Exclude the pictures; give every entry again exactly as written.

=====

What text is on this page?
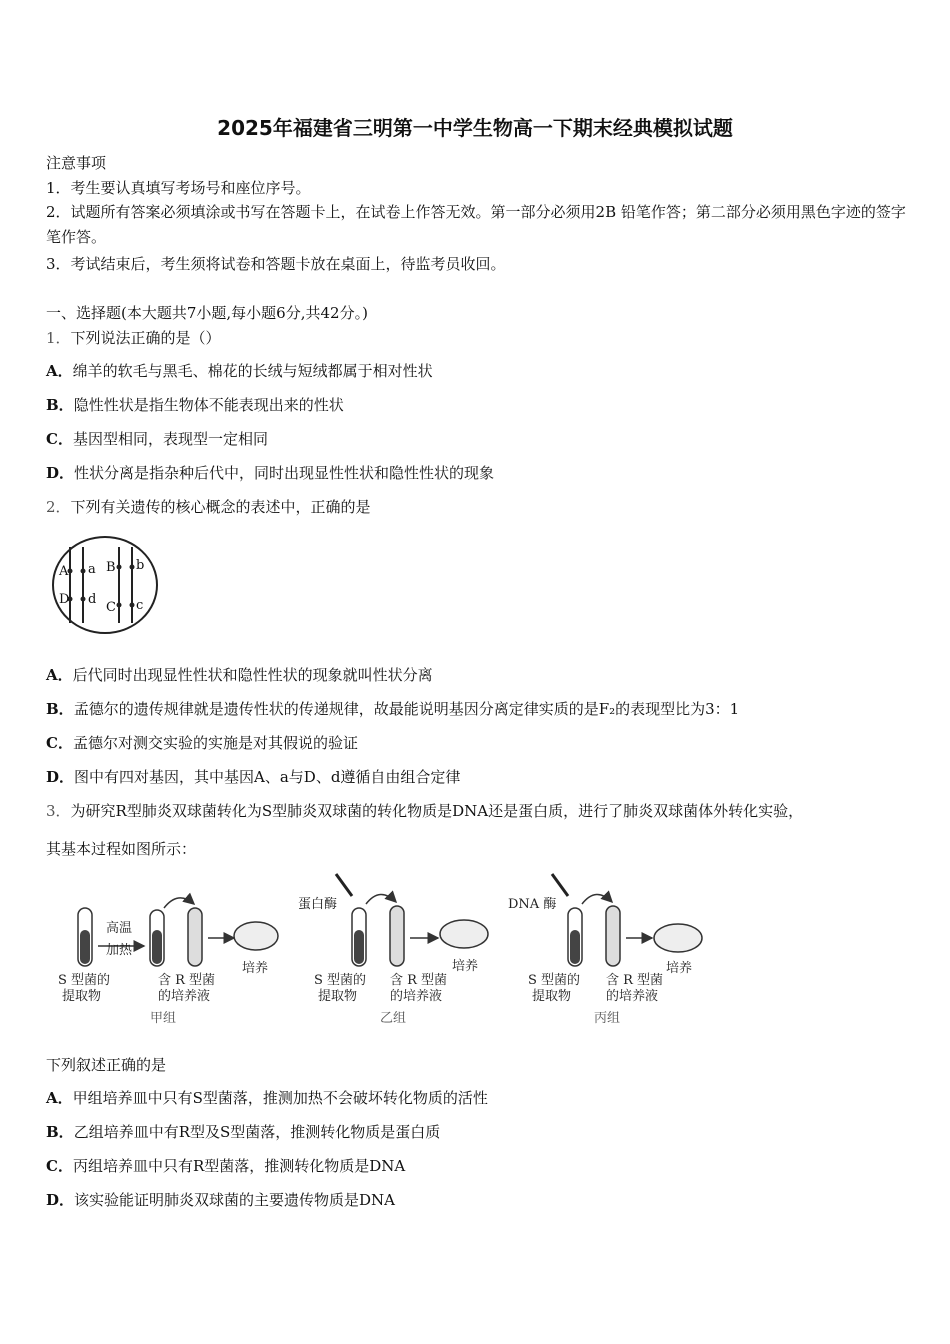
2025年福建省三明第一中学生物高一下期末经典模拟试题
注意事项
1．考生要认真填写考场号和座位序号。
2．试题所有答案必须填涂或书写在答题卡上，在试卷上作答无效。第一部分必须用2B 铅笔作答；第二部分必须用黑色字迹的签字笔作答。
3．考试结束后，考生须将试卷和答题卡放在桌面上，待监考员收回。
一、选择题(本大题共7小题,每小题6分,共42分。)
1．下列说法正确的是（）
A．绵羊的软毛与黑毛、棉花的长绒与短绒都属于相对性状
B．隐性性状是指生物体不能表现出来的性状
C．基因型相同，表现型一定相同
D．性状分离是指杂种后代中，同时出现显性性状和隐性性状的现象
2．下列有关遗传的核心概念的表述中，正确的是
A a B b
D d
C c
A．后代同时出现显性性状和隐性性状的现象就叫性状分离
B．孟德尔的遗传规律就是遗传性状的传递规律，故最能说明基因分离定律实质的是F₂的表现型比为3：1
C．孟德尔对测交实验的实施是对其假说的验证
D．图中有四对基因，其中基因A、a与D、d遵循自由组合定律
3．为研究R型肺炎双球菌转化为S型肺炎双球菌的转化物质是DNA还是蛋白质，进行了肺炎双球菌体外转化实验，
其基本过程如图所示：
高温
加热
培养
S 型菌的
提取物
含 R 型菌
的培养液
甲组
蛋白酶
培养
S 型菌的
提取物
含 R 型菌
的培养液
乙组
DNA 酶
培养
S 型菌的
提取物
含 R 型菌
的培养液
丙组
下列叙述正确的是
A．甲组培养皿中只有S型菌落，推测加热不会破坏转化物质的活性
B．乙组培养皿中有R型及S型菌落，推测转化物质是蛋白质
C．丙组培养皿中只有R型菌落，推测转化物质是DNA
D．该实验能证明肺炎双球菌的主要遗传物质是DNA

=====

Exercise result:
What text is on this page?
2025年福建省三明第一中学生物高一下期末经典模拟试题
注意事项
1．考生要认真填写考场号和座位序号。
2．试题所有答案必须填涂或书写在答题卡上，在试卷上作答无效。第一部分必须用2B 铅笔作答；第二部分必须用黑色字迹的签字笔作答。
3．考试结束后，考生须将试卷和答题卡放在桌面上，待监考员收回。
一、选择题(本大题共7小题,每小题6分,共42分。)
1．下列说法正确的是（）
A．绵羊的软毛与黑毛、棉花的长绒与短绒都属于相对性状
B．隐性性状是指生物体不能表现出来的性状
C．基因型相同，表现型一定相同
D．性状分离是指杂种后代中，同时出现显性性状和隐性性状的现象
2．下列有关遗传的核心概念的表述中，正确的是
A a B b
D d
C c
A．后代同时出现显性性状和隐性性状的现象就叫性状分离
B．孟德尔的遗传规律就是遗传性状的传递规律，故最能说明基因分离定律实质的是F₂的表现型比为3：1
C．孟德尔对测交实验的实施是对其假说的验证
D．图中有四对基因，其中基因A、a与D、d遵循自由组合定律
3．为研究R型肺炎双球菌转化为S型肺炎双球菌的转化物质是DNA还是蛋白质，进行了肺炎双球菌体外转化实验，
其基本过程如图所示：
高温
加热
培养
S 型菌的
提取物
含 R 型菌
的培养液
甲组
蛋白酶
培养
S 型菌的
提取物
含 R 型菌
的培养液
乙组
DNA 酶
培养
S 型菌的
提取物
含 R 型菌
的培养液
丙组
下列叙述正确的是
A．甲组培养皿中只有S型菌落，推测加热不会破坏转化物质的活性
B．乙组培养皿中有R型及S型菌落，推测转化物质是蛋白质
C．丙组培养皿中只有R型菌落，推测转化物质是DNA
D．该实验能证明肺炎双球菌的主要遗传物质是DNA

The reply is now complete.